### Data provided

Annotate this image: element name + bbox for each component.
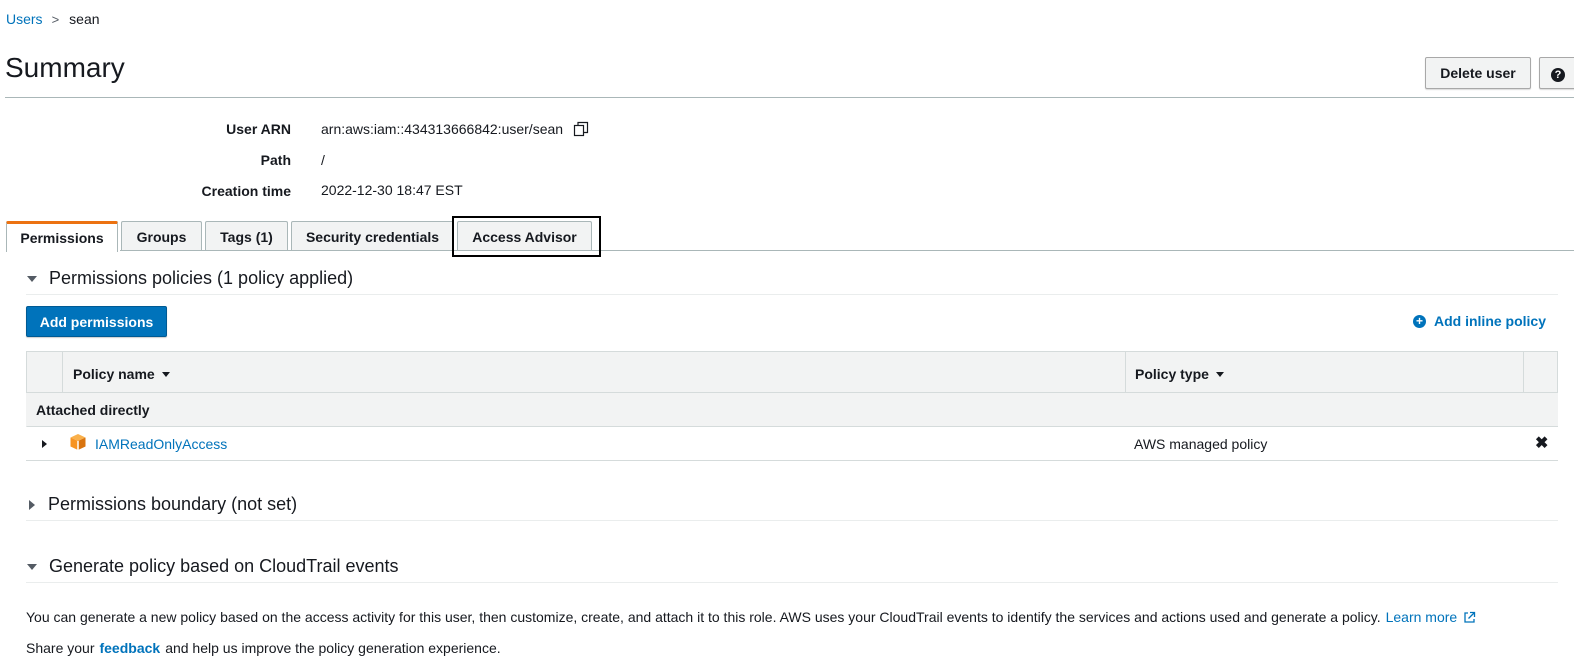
feedback-prefix: Share your: [26, 640, 95, 656]
column-divider: [1125, 352, 1126, 393]
tab-groups[interactable]: Groups: [121, 221, 202, 251]
add-permissions-button[interactable]: Add permissions: [26, 306, 167, 337]
external-link-icon[interactable]: [1463, 611, 1476, 624]
caret-down-icon: [27, 563, 37, 570]
help-icon: ?: [1551, 67, 1565, 82]
table-row: IAMReadOnlyAccess AWS managed policy ✖: [26, 427, 1558, 461]
learn-more-link[interactable]: Learn more: [1386, 609, 1458, 625]
feedback-link[interactable]: feedback: [99, 640, 160, 656]
access-advisor-highlight: [452, 216, 601, 257]
caret-right-icon: [29, 499, 35, 510]
column-policy-name[interactable]: Policy name: [73, 366, 170, 382]
user-arn-label: User ARN: [226, 121, 291, 137]
permissions-boundary-heading: Permissions boundary (not set): [48, 494, 298, 514]
caret-down-icon: [27, 275, 37, 282]
user-arn-value: arn:aws:iam::434313666842:user/sean: [321, 121, 564, 137]
feedback-suffix: and help us improve the policy generatio…: [165, 640, 501, 656]
remove-policy-icon[interactable]: ✖: [1535, 433, 1548, 453]
page-title: Summary: [5, 52, 125, 83]
tab-security-credentials[interactable]: Security credentials: [291, 221, 454, 251]
path-label: Path: [260, 152, 291, 168]
column-divider: [62, 352, 63, 393]
policy-name-link[interactable]: IAMReadOnlyAccess: [95, 436, 227, 452]
tab-permissions[interactable]: Permissions: [6, 221, 118, 252]
group-row-attached-directly: Attached directly: [26, 393, 1558, 427]
feedback-line: Share your feedback and help us improve …: [26, 640, 501, 656]
sort-caret-icon: [1215, 371, 1224, 377]
permissions-policies-heading: Permissions policies (1 policy applied): [49, 268, 354, 288]
section-divider: [26, 582, 1558, 583]
user-arn-row: arn:aws:iam::434313666842:user/sean: [321, 121, 589, 137]
plus-circle-icon: +: [1413, 314, 1426, 328]
creation-time-label: Creation time: [201, 183, 291, 199]
policies-table: Policy name Policy type Attached directl…: [26, 351, 1558, 461]
column-divider: [1523, 352, 1524, 393]
section-divider: [26, 294, 1558, 295]
permissions-boundary-toggle[interactable]: Permissions boundary (not set): [27, 494, 297, 515]
copy-icon[interactable]: [573, 121, 589, 137]
add-inline-policy-label: Add inline policy: [1434, 313, 1547, 329]
expand-row-icon[interactable]: [42, 440, 47, 448]
tab-tags[interactable]: Tags (1): [205, 221, 288, 251]
creation-time-value: 2022-12-30 18:47 EST: [321, 182, 463, 198]
permissions-policies-toggle[interactable]: Permissions policies (1 policy applied): [27, 268, 353, 289]
column-policy-type-label: Policy type: [1135, 366, 1209, 382]
generate-policy-text: You can generate a new policy based on t…: [26, 609, 1381, 625]
tab-strip-divider: [120, 250, 1574, 251]
add-inline-policy-link[interactable]: + Add inline policy: [1413, 313, 1546, 329]
header-divider: [5, 97, 1574, 98]
path-value: /: [321, 152, 325, 168]
delete-user-button[interactable]: Delete user: [1425, 57, 1531, 89]
column-policy-type[interactable]: Policy type: [1135, 366, 1224, 382]
generate-policy-heading: Generate policy based on CloudTrail even…: [49, 556, 399, 576]
generate-policy-toggle[interactable]: Generate policy based on CloudTrail even…: [27, 556, 399, 577]
table-header: Policy name Policy type: [26, 351, 1558, 393]
section-divider: [26, 520, 1558, 521]
breadcrumb: Users > sean: [6, 11, 100, 27]
policy-type-value: AWS managed policy: [1134, 436, 1268, 452]
column-policy-name-label: Policy name: [73, 366, 155, 382]
breadcrumb-current: sean: [69, 11, 100, 27]
sort-caret-icon: [161, 371, 170, 377]
breadcrumb-separator: >: [51, 11, 60, 27]
generate-policy-description: You can generate a new policy based on t…: [26, 609, 1476, 625]
breadcrumb-users-link[interactable]: Users: [6, 11, 43, 27]
help-button[interactable]: ?: [1539, 57, 1574, 89]
aws-managed-policy-icon: [70, 434, 86, 450]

######

:: Task ::
How many lines of the listing contain the string "policies"? Matching is case-sensitive; reply with the number alone.

:: Exercise output ::
3